(Stored data entries)
|---|
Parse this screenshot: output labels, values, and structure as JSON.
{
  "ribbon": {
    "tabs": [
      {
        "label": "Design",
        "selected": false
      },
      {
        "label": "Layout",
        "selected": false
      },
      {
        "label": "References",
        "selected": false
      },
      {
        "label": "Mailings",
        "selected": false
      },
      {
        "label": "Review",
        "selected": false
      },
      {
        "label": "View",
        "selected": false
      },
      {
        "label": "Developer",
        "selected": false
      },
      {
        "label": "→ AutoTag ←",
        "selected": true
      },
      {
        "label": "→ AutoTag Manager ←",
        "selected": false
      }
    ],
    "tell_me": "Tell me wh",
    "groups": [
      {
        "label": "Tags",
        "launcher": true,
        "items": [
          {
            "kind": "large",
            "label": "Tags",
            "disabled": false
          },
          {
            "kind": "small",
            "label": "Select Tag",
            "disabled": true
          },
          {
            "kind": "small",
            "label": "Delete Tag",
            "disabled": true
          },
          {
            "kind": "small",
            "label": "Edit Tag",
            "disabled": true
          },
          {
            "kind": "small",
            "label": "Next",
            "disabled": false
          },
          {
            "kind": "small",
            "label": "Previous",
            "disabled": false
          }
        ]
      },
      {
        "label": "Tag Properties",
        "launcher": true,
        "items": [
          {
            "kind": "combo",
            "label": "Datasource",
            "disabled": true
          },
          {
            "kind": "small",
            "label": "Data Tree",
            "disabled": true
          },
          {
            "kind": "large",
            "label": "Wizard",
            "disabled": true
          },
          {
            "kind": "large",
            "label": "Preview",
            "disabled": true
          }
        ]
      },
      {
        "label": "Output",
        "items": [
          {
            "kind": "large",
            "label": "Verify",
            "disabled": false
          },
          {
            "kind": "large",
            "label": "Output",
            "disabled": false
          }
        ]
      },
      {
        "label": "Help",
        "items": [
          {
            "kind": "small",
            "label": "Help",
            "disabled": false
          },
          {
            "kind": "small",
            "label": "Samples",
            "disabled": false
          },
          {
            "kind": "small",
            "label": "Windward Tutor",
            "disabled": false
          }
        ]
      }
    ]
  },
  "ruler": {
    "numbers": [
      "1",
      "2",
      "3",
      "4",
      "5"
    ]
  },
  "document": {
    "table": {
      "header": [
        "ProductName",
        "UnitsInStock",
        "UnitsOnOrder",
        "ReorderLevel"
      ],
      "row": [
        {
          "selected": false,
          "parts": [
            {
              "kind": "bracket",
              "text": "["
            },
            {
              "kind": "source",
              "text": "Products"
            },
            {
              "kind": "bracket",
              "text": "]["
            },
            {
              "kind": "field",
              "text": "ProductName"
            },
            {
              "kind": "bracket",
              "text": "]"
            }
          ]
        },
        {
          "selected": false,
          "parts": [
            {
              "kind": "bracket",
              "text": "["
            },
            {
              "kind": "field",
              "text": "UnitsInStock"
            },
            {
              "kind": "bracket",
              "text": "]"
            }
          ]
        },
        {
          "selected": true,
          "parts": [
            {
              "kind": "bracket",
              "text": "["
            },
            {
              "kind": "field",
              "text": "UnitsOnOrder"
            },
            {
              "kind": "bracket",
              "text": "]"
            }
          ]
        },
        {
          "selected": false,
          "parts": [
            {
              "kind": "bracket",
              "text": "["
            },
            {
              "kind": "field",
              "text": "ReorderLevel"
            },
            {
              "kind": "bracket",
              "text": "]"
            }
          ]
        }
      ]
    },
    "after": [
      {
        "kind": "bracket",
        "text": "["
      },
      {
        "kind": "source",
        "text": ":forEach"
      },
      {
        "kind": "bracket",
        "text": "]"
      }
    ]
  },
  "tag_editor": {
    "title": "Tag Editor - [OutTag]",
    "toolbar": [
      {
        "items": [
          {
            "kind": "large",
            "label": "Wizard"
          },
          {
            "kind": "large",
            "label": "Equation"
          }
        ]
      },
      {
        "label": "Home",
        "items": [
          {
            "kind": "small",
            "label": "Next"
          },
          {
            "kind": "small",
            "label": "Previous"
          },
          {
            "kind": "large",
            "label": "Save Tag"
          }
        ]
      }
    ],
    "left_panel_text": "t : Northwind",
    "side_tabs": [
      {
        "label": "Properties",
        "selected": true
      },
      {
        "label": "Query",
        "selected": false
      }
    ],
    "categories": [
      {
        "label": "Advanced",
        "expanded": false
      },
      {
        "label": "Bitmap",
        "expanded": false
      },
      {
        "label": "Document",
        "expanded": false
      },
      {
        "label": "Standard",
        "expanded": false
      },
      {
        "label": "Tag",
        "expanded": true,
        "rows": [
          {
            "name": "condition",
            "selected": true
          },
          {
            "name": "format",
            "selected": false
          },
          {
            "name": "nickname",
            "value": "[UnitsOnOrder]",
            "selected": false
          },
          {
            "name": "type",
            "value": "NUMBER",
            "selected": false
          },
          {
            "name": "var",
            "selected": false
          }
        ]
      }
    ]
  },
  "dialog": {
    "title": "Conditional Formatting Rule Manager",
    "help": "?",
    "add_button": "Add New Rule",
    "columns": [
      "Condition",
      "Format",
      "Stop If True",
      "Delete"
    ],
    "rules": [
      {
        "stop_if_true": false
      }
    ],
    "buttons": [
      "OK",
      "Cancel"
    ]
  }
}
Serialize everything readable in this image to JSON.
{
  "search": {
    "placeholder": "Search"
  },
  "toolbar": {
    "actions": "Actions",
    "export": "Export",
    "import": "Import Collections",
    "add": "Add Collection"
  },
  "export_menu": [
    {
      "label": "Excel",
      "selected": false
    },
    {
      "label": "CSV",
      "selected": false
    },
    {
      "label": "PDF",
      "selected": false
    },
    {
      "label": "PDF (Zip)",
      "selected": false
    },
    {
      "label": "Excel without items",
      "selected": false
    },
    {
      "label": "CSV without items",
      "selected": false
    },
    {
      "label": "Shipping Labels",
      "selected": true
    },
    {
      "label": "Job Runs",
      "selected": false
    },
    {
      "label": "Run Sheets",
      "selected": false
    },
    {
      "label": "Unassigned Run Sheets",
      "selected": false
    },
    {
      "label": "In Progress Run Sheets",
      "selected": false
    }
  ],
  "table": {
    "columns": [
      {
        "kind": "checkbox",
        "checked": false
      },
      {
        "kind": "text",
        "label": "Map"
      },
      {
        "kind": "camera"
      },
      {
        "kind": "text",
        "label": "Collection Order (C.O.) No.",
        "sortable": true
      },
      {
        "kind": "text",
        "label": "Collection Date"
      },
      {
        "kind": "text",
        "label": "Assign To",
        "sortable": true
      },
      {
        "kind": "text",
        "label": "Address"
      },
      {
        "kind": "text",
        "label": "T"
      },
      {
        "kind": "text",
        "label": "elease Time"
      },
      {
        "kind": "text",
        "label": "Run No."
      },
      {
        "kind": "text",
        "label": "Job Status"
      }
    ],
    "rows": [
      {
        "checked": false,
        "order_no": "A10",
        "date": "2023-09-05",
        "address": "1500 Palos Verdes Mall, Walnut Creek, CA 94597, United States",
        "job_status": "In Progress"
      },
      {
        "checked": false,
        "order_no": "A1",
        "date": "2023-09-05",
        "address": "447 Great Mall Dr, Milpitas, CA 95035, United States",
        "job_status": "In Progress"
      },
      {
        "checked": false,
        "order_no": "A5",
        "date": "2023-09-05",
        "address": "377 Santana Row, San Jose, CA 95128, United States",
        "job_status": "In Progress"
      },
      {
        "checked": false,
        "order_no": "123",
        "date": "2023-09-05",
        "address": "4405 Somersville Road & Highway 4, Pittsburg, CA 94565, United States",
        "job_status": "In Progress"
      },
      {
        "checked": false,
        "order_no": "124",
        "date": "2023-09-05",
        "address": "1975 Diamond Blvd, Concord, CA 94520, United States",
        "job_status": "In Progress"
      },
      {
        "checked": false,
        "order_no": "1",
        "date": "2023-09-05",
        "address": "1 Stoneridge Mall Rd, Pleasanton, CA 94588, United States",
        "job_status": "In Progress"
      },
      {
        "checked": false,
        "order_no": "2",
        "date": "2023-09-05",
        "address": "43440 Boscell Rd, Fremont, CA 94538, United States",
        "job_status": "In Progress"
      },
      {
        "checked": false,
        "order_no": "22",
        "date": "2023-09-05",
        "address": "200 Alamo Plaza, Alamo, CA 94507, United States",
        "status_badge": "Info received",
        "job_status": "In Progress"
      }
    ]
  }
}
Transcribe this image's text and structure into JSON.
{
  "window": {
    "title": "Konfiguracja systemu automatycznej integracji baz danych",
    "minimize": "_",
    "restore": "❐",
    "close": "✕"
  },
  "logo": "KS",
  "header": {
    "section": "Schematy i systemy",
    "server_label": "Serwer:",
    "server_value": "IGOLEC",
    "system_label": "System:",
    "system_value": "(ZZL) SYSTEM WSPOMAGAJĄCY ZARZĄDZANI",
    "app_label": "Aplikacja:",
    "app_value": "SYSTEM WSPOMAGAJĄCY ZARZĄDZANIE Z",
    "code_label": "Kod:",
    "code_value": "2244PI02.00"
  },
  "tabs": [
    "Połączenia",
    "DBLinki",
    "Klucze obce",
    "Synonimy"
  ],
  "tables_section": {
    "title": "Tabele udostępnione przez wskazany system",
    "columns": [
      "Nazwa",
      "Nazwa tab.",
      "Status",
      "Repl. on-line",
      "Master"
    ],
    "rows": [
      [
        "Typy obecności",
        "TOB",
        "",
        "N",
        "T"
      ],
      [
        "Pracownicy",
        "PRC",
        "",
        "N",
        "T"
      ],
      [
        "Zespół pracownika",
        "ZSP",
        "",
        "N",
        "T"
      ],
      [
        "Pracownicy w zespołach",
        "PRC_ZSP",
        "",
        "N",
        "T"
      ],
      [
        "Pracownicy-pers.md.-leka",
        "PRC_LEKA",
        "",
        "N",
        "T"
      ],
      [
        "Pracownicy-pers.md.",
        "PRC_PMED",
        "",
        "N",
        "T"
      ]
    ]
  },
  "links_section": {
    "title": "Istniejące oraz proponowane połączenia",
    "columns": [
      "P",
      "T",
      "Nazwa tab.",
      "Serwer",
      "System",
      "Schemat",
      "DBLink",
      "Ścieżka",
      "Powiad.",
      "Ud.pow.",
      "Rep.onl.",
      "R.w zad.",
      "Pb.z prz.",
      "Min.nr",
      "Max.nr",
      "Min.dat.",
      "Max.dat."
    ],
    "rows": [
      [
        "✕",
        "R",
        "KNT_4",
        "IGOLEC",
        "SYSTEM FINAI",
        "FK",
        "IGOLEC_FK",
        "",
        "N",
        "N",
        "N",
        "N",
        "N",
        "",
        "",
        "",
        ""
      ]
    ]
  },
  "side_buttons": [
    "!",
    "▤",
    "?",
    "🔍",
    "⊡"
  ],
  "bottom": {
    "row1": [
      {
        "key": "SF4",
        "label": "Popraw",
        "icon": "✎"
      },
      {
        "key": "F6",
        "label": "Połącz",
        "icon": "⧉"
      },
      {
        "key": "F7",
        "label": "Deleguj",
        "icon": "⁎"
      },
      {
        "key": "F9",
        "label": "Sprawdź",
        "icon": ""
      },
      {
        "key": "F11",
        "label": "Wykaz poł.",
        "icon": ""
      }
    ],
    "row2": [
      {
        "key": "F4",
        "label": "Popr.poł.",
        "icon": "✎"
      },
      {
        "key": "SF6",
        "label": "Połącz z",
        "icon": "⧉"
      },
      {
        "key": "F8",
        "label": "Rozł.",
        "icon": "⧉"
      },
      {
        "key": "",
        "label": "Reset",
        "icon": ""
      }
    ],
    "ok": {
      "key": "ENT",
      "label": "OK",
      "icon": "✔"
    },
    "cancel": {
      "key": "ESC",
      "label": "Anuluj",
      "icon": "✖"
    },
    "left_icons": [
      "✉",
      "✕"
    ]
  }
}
|---|
Collect, from the material above, every line containing the word "Sheets".

      "label": "Run Sheets",
      "label": "Unassigned Run Sheets",
      "label": "In Progress Run Sheets",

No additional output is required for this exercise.